### [Task description]
Extract, exactly and without pictures, every line from the one that includes "What does this" through the final line of the material below.

Part of a data file
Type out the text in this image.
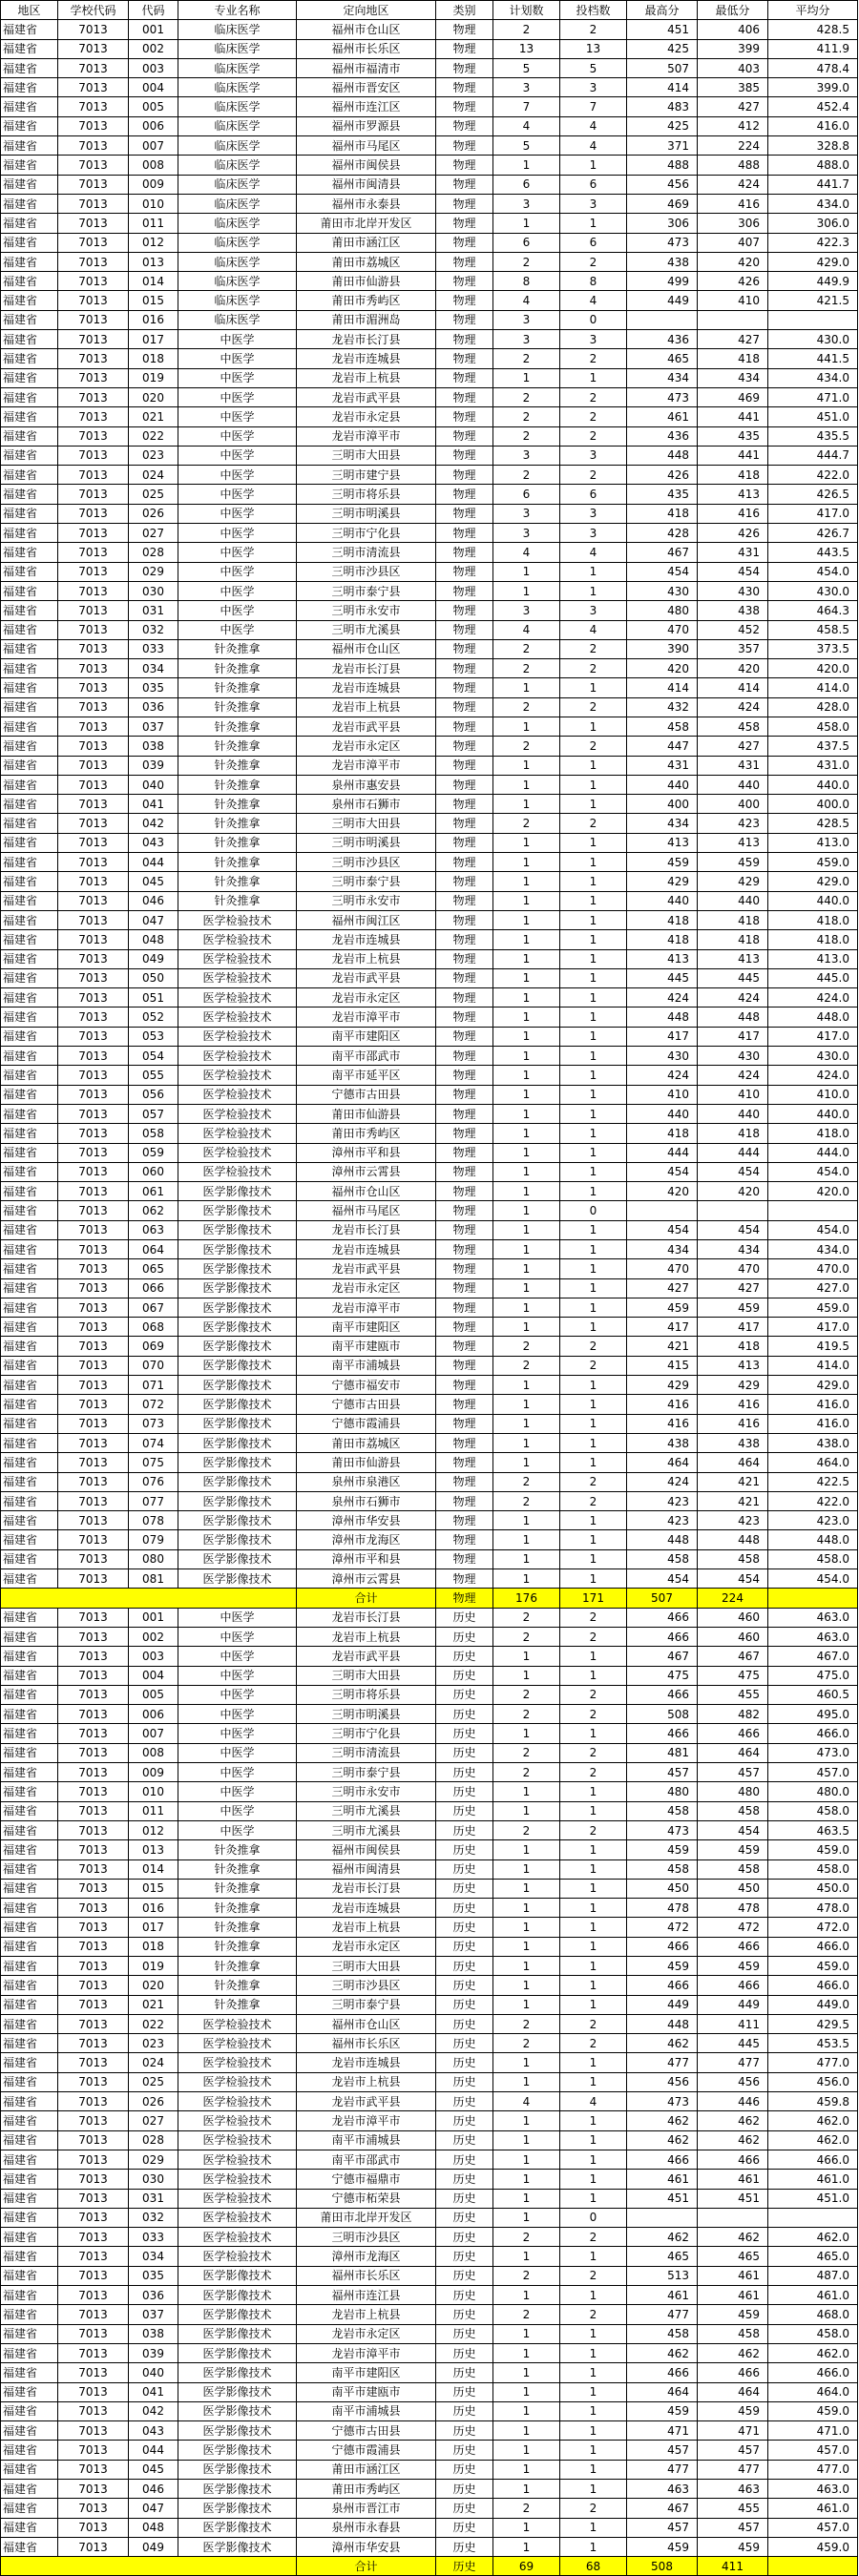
地区	学校代码	代码	专业名称	定向地区	类别	计划数	投档数	最高分	最低分	平均分
福建省	7013	001	临床医学	福州市仓山区	物理	2	2	451	406	428.5
福建省	7013	002	临床医学	福州市长乐区	物理	13	13	425	399	411.9
福建省	7013	003	临床医学	福州市福清市	物理	5	5	507	403	478.4
福建省	7013	004	临床医学	福州市晋安区	物理	3	3	414	385	399.0
福建省	7013	005	临床医学	福州市连江区	物理	7	7	483	427	452.4
福建省	7013	006	临床医学	福州市罗源县	物理	4	4	425	412	416.0
福建省	7013	007	临床医学	福州市马尾区	物理	5	4	371	224	328.8
福建省	7013	008	临床医学	福州市闽侯县	物理	1	1	488	488	488.0
福建省	7013	009	临床医学	福州市闽清县	物理	6	6	456	424	441.7
福建省	7013	010	临床医学	福州市永泰县	物理	3	3	469	416	434.0
福建省	7013	011	临床医学	莆田市北岸开发区	物理	1	1	306	306	306.0
福建省	7013	012	临床医学	莆田市涵江区	物理	6	6	473	407	422.3
福建省	7013	013	临床医学	莆田市荔城区	物理	2	2	438	420	429.0
福建省	7013	014	临床医学	莆田市仙游县	物理	8	8	499	426	449.9
福建省	7013	015	临床医学	莆田市秀屿区	物理	4	4	449	410	421.5
福建省	7013	016	临床医学	莆田市湄洲岛	物理	3	0			
福建省	7013	017	中医学	龙岩市长汀县	物理	3	3	436	427	430.0
福建省	7013	018	中医学	龙岩市连城县	物理	2	2	465	418	441.5
福建省	7013	019	中医学	龙岩市上杭县	物理	1	1	434	434	434.0
福建省	7013	020	中医学	龙岩市武平县	物理	2	2	473	469	471.0
福建省	7013	021	中医学	龙岩市永定县	物理	2	2	461	441	451.0
福建省	7013	022	中医学	龙岩市漳平市	物理	2	2	436	435	435.5
福建省	7013	023	中医学	三明市大田县	物理	3	3	448	441	444.7
福建省	7013	024	中医学	三明市建宁县	物理	2	2	426	418	422.0
福建省	7013	025	中医学	三明市将乐县	物理	6	6	435	413	426.5
福建省	7013	026	中医学	三明市明溪县	物理	3	3	418	416	417.0
福建省	7013	027	中医学	三明市宁化县	物理	3	3	428	426	426.7
福建省	7013	028	中医学	三明市清流县	物理	4	4	467	431	443.5
福建省	7013	029	中医学	三明市沙县区	物理	1	1	454	454	454.0
福建省	7013	030	中医学	三明市泰宁县	物理	1	1	430	430	430.0
福建省	7013	031	中医学	三明市永安市	物理	3	3	480	438	464.3
福建省	7013	032	中医学	三明市尤溪县	物理	4	4	470	452	458.5
福建省	7013	033	针灸推拿	福州市仓山区	物理	2	2	390	357	373.5
福建省	7013	034	针灸推拿	龙岩市长汀县	物理	2	2	420	420	420.0
福建省	7013	035	针灸推拿	龙岩市连城县	物理	1	1	414	414	414.0
福建省	7013	036	针灸推拿	龙岩市上杭县	物理	2	2	432	424	428.0
福建省	7013	037	针灸推拿	龙岩市武平县	物理	1	1	458	458	458.0
福建省	7013	038	针灸推拿	龙岩市永定区	物理	2	2	447	427	437.5
福建省	7013	039	针灸推拿	龙岩市漳平市	物理	1	1	431	431	431.0
福建省	7013	040	针灸推拿	泉州市惠安县	物理	1	1	440	440	440.0
福建省	7013	041	针灸推拿	泉州市石狮市	物理	1	1	400	400	400.0
福建省	7013	042	针灸推拿	三明市大田县	物理	2	2	434	423	428.5
福建省	7013	043	针灸推拿	三明市明溪县	物理	1	1	413	413	413.0
福建省	7013	044	针灸推拿	三明市沙县区	物理	1	1	459	459	459.0
福建省	7013	045	针灸推拿	三明市泰宁县	物理	1	1	429	429	429.0
福建省	7013	046	针灸推拿	三明市永安市	物理	1	1	440	440	440.0
福建省	7013	047	医学检验技术	福州市闽江区	物理	1	1	418	418	418.0
福建省	7013	048	医学检验技术	龙岩市连城县	物理	1	1	418	418	418.0
福建省	7013	049	医学检验技术	龙岩市上杭县	物理	1	1	413	413	413.0
福建省	7013	050	医学检验技术	龙岩市武平县	物理	1	1	445	445	445.0
福建省	7013	051	医学检验技术	龙岩市永定区	物理	1	1	424	424	424.0
福建省	7013	052	医学检验技术	龙岩市漳平市	物理	1	1	448	448	448.0
福建省	7013	053	医学检验技术	南平市建阳区	物理	1	1	417	417	417.0
福建省	7013	054	医学检验技术	南平市邵武市	物理	1	1	430	430	430.0
福建省	7013	055	医学检验技术	南平市延平区	物理	1	1	424	424	424.0
福建省	7013	056	医学检验技术	宁德市古田县	物理	1	1	410	410	410.0
福建省	7013	057	医学检验技术	莆田市仙游县	物理	1	1	440	440	440.0
福建省	7013	058	医学检验技术	莆田市秀屿区	物理	1	1	418	418	418.0
福建省	7013	059	医学检验技术	漳州市平和县	物理	1	1	444	444	444.0
福建省	7013	060	医学检验技术	漳州市云霄县	物理	1	1	454	454	454.0
福建省	7013	061	医学影像技术	福州市仓山区	物理	1	1	420	420	420.0
福建省	7013	062	医学影像技术	福州市马尾区	物理	1	0			
福建省	7013	063	医学影像技术	龙岩市长汀县	物理	1	1	454	454	454.0
福建省	7013	064	医学影像技术	龙岩市连城县	物理	1	1	434	434	434.0
福建省	7013	065	医学影像技术	龙岩市武平县	物理	1	1	470	470	470.0
福建省	7013	066	医学影像技术	龙岩市永定区	物理	1	1	427	427	427.0
福建省	7013	067	医学影像技术	龙岩市漳平市	物理	1	1	459	459	459.0
福建省	7013	068	医学影像技术	南平市建阳区	物理	1	1	417	417	417.0
福建省	7013	069	医学影像技术	南平市建瓯市	物理	2	2	421	418	419.5
福建省	7013	070	医学影像技术	南平市浦城县	物理	2	2	415	413	414.0
福建省	7013	071	医学影像技术	宁德市福安市	物理	1	1	429	429	429.0
福建省	7013	072	医学影像技术	宁德市古田县	物理	1	1	416	416	416.0
福建省	7013	073	医学影像技术	宁德市霞浦县	物理	1	1	416	416	416.0
福建省	7013	074	医学影像技术	莆田市荔城区	物理	1	1	438	438	438.0
福建省	7013	075	医学影像技术	莆田市仙游县	物理	1	1	464	464	464.0
福建省	7013	076	医学影像技术	泉州市泉港区	物理	2	2	424	421	422.5
福建省	7013	077	医学影像技术	泉州市石狮市	物理	2	2	423	421	422.0
福建省	7013	078	医学影像技术	漳州市华安县	物理	1	1	423	423	423.0
福建省	7013	079	医学影像技术	漳州市龙海区	物理	1	1	448	448	448.0
福建省	7013	080	医学影像技术	漳州市平和县	物理	1	1	458	458	458.0
福建省	7013	081	医学影像技术	漳州市云霄县	物理	1	1	454	454	454.0
				合计	物理	176	171	507	224	
福建省	7013	001	中医学	龙岩市长汀县	历史	2	2	466	460	463.0
福建省	7013	002	中医学	龙岩市上杭县	历史	2	2	466	460	463.0
福建省	7013	003	中医学	龙岩市武平县	历史	1	1	467	467	467.0
福建省	7013	004	中医学	三明市大田县	历史	1	1	475	475	475.0
福建省	7013	005	中医学	三明市将乐县	历史	2	2	466	455	460.5
福建省	7013	006	中医学	三明市明溪县	历史	2	2	508	482	495.0
福建省	7013	007	中医学	三明市宁化县	历史	1	1	466	466	466.0
福建省	7013	008	中医学	三明市清流县	历史	2	2	481	464	473.0
福建省	7013	009	中医学	三明市泰宁县	历史	2	2	457	457	457.0
福建省	7013	010	中医学	三明市永安市	历史	1	1	480	480	480.0
福建省	7013	011	中医学	三明市尤溪县	历史	1	1	458	458	458.0
福建省	7013	012	中医学	三明市尤溪县	历史	2	2	473	454	463.5
福建省	7013	013	针灸推拿	福州市闽侯县	历史	1	1	459	459	459.0
福建省	7013	014	针灸推拿	福州市闽清县	历史	1	1	458	458	458.0
福建省	7013	015	针灸推拿	龙岩市长汀县	历史	1	1	450	450	450.0
福建省	7013	016	针灸推拿	龙岩市连城县	历史	1	1	478	478	478.0
福建省	7013	017	针灸推拿	龙岩市上杭县	历史	1	1	472	472	472.0
福建省	7013	018	针灸推拿	龙岩市永定区	历史	1	1	466	466	466.0
福建省	7013	019	针灸推拿	三明市大田县	历史	1	1	459	459	459.0
福建省	7013	020	针灸推拿	三明市沙县区	历史	1	1	466	466	466.0
福建省	7013	021	针灸推拿	三明市泰宁县	历史	1	1	449	449	449.0
福建省	7013	022	医学检验技术	福州市仓山区	历史	2	2	448	411	429.5
福建省	7013	023	医学检验技术	福州市长乐区	历史	2	2	462	445	453.5
福建省	7013	024	医学检验技术	龙岩市连城县	历史	1	1	477	477	477.0
福建省	7013	025	医学检验技术	龙岩市上杭县	历史	1	1	456	456	456.0
福建省	7013	026	医学检验技术	龙岩市武平县	历史	4	4	473	446	459.8
福建省	7013	027	医学检验技术	龙岩市漳平市	历史	1	1	462	462	462.0
福建省	7013	028	医学检验技术	南平市浦城县	历史	1	1	462	462	462.0
福建省	7013	029	医学检验技术	南平市邵武市	历史	1	1	466	466	466.0
福建省	7013	030	医学检验技术	宁德市福鼎市	历史	1	1	461	461	461.0
福建省	7013	031	医学检验技术	宁德市柘荣县	历史	1	1	451	451	451.0
福建省	7013	032	医学检验技术	莆田市北岸开发区	历史	1	0			
福建省	7013	033	医学检验技术	三明市沙县区	历史	2	2	462	462	462.0
福建省	7013	034	医学检验技术	漳州市龙海区	历史	1	1	465	465	465.0
福建省	7013	035	医学影像技术	福州市长乐区	历史	2	2	513	461	487.0
福建省	7013	036	医学影像技术	福州市连江县	历史	1	1	461	461	461.0
福建省	7013	037	医学影像技术	龙岩市上杭县	历史	2	2	477	459	468.0
福建省	7013	038	医学影像技术	龙岩市永定区	历史	1	1	458	458	458.0
福建省	7013	039	医学影像技术	龙岩市漳平市	历史	1	1	462	462	462.0
福建省	7013	040	医学影像技术	南平市建阳区	历史	1	1	466	466	466.0
福建省	7013	041	医学影像技术	南平市建瓯市	历史	1	1	464	464	464.0
福建省	7013	042	医学影像技术	南平市浦城县	历史	1	1	459	459	459.0
福建省	7013	043	医学影像技术	宁德市古田县	历史	1	1	471	471	471.0
福建省	7013	044	医学影像技术	宁德市霞浦县	历史	1	1	457	457	457.0
福建省	7013	045	医学影像技术	莆田市涵江区	历史	1	1	477	477	477.0
福建省	7013	046	医学影像技术	莆田市秀屿区	历史	1	1	463	463	463.0
福建省	7013	047	医学影像技术	泉州市晋江市	历史	2	2	467	455	461.0
福建省	7013	048	医学影像技术	泉州市永春县	历史	1	1	457	457	457.0
福建省	7013	049	医学影像技术	漳州市华安县	历史	1	1	459	459	459.0
				合计	历史	69	68	508	411	
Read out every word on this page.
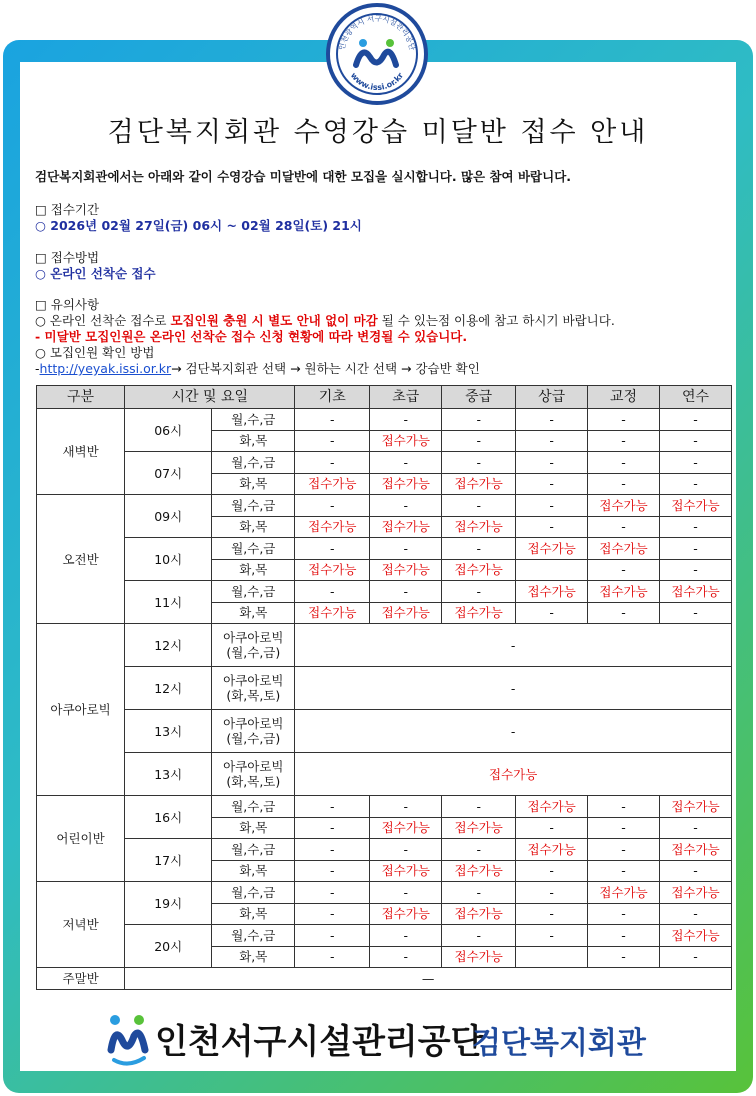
인천광역시 서구시설관리공단
www.issi.or.kr
검단복지회관 수영강습 미달반 접수 안내
검단복지회관에서는 아래와 같이 수영강습 미달반에 대한 모집을 실시합니다. 많은 참여 바랍니다.
□ 접수기간
○ 2026년 02월 27일(금) 06시 ~ 02월 28일(토) 21시
□ 접수방법
○ 온라인 선착순 접수
□ 유의사항
○ 온라인 선착순 접수로 모집인원 충원 시 별도 안내 없이 마감 될 수 있는점 이용에 참고 하시기 바랍니다.
- 미달반 모집인원은 온라인 선착순 접수 신청 현황에 따라 변경될 수 있습니다.
○ 모집인원 확인 방법
-http://yeyak.issi.or.kr→ 검단복지회관 선택 → 원하는 시간 선택 → 강습반 확인
구분	시간 및 요일		기초	초급	중급	상급	교정	연수
새벽반	06시	월,수,금	-	-	-	-	-	-
		화,목	-	접수가능	-	-	-	-
	07시	월,수,금	-	-	-	-	-	-
		화,목	접수가능	접수가능	접수가능	-	-	-
오전반	09시	월,수,금	-	-	-	-	접수가능	접수가능
		화,목	접수가능	접수가능	접수가능	-	-	-
	10시	월,수,금	-	-	-	접수가능	접수가능	-
		화,목	접수가능	접수가능	접수가능		-	-
	11시	월,수,금	-	-	-	접수가능	접수가능	접수가능
		화,목	접수가능	접수가능	접수가능	-	-	-
아쿠아로빅	12시	아쿠아로빅
(월,수,금)	-					
	12시	아쿠아로빅
(화,목,토)	-					
	13시	아쿠아로빅
(월,수,금)	-					
	13시	아쿠아로빅
(화,목,토)	접수가능					
어린이반	16시	월,수,금	-	-	-	접수가능	-	접수가능
		화,목	-	접수가능	접수가능	-	-	-
	17시	월,수,금	-	-	-	접수가능	-	접수가능
		화,목	-	접수가능	접수가능	-	-	-
저녁반	19시	월,수,금	-	-	-	-	접수가능	접수가능
		화,목	-	접수가능	접수가능	-	-	-
	20시	월,수,금	-	-	-	-	-	접수가능
		화,목	-	-	접수가능		-	-
주말반	—							
인천서구시설관리공단
검단복지회관
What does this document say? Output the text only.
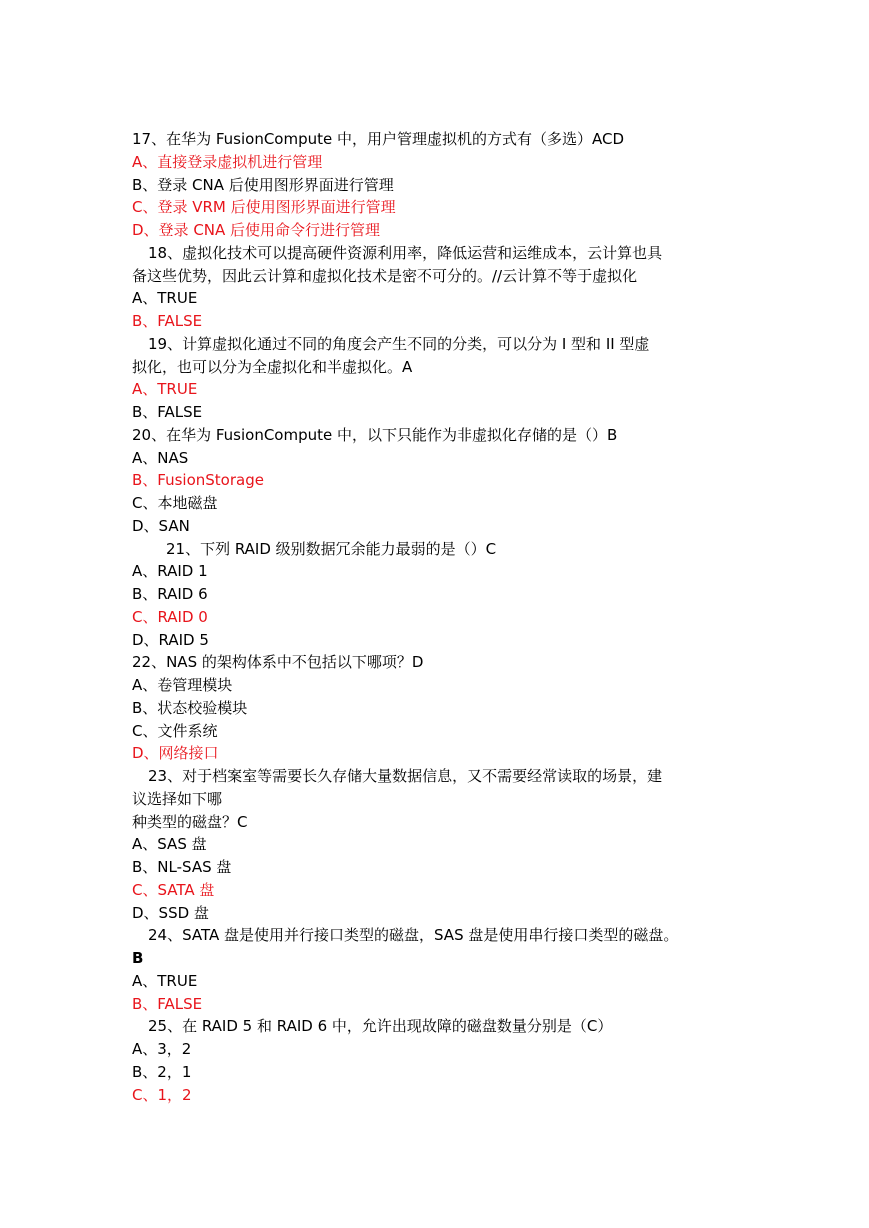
17、在华为 FusionCompute 中，用户管理虚拟机的方式有（多选）ACD
A、直接登录虚拟机进行管理
B、登录 CNA 后使用图形界面进行管理
C、登录 VRM 后使用图形界面进行管理
D、登录 CNA 后使用命令行进行管理
18、虚拟化技术可以提高硬件资源利用率，降低运营和运维成本，云计算也具
备这些优势，因此云计算和虚拟化技术是密不可分的。//云计算不等于虚拟化
A、TRUE
B、FALSE
19、计算虚拟化通过不同的角度会产生不同的分类，可以分为 I 型和 II 型虚
拟化，也可以分为全虚拟化和半虚拟化。A
A、TRUE
B、FALSE
20、在华为 FusionCompute 中，以下只能作为非虚拟化存储的是（）B
A、NAS
B、FusionStorage
C、本地磁盘
D、SAN
21、下列 RAID 级别数据冗余能力最弱的是（）C
A、RAID 1
B、RAID 6
C、RAID 0
D、RAID 5
22、NAS 的架构体系中不包括以下哪项？D
A、卷管理模块
B、状态校验模块
C、文件系统
D、网络接口
23、对于档案室等需要长久存储大量数据信息，又不需要经常读取的场景，建
议选择如下哪
种类型的磁盘？C
A、SAS 盘
B、NL-SAS 盘
C、SATA 盘
D、SSD 盘
24、SATA 盘是使用并行接口类型的磁盘，SAS 盘是使用串行接口类型的磁盘。
B
A、TRUE
B、FALSE
25、在 RAID 5 和 RAID 6 中，允许出现故障的磁盘数量分别是（C）
A、3，2
B、2，1
C、1，2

### [Response to this exercise]
What does this document say? Output the text only.
17、在华为 FusionCompute 中，用户管理虚拟机的方式有（多选）ACD
A、直接登录虚拟机进行管理
B、登录 CNA 后使用图形界面进行管理
C、登录 VRM 后使用图形界面进行管理
D、登录 CNA 后使用命令行进行管理
18、虚拟化技术可以提高硬件资源利用率，降低运营和运维成本，云计算也具
备这些优势，因此云计算和虚拟化技术是密不可分的。//云计算不等于虚拟化
A、TRUE
B、FALSE
19、计算虚拟化通过不同的角度会产生不同的分类，可以分为 I 型和 II 型虚
拟化，也可以分为全虚拟化和半虚拟化。A
A、TRUE
B、FALSE
20、在华为 FusionCompute 中，以下只能作为非虚拟化存储的是（）B
A、NAS
B、FusionStorage
C、本地磁盘
D、SAN
21、下列 RAID 级别数据冗余能力最弱的是（）C
A、RAID 1
B、RAID 6
C、RAID 0
D、RAID 5
22、NAS 的架构体系中不包括以下哪项？D
A、卷管理模块
B、状态校验模块
C、文件系统
D、网络接口
23、对于档案室等需要长久存储大量数据信息，又不需要经常读取的场景，建
议选择如下哪
种类型的磁盘？C
A、SAS 盘
B、NL-SAS 盘
C、SATA 盘
D、SSD 盘
24、SATA 盘是使用并行接口类型的磁盘，SAS 盘是使用串行接口类型的磁盘。
B
A、TRUE
B、FALSE
25、在 RAID 5 和 RAID 6 中，允许出现故障的磁盘数量分别是（C）
A、3，2
B、2，1
C、1，2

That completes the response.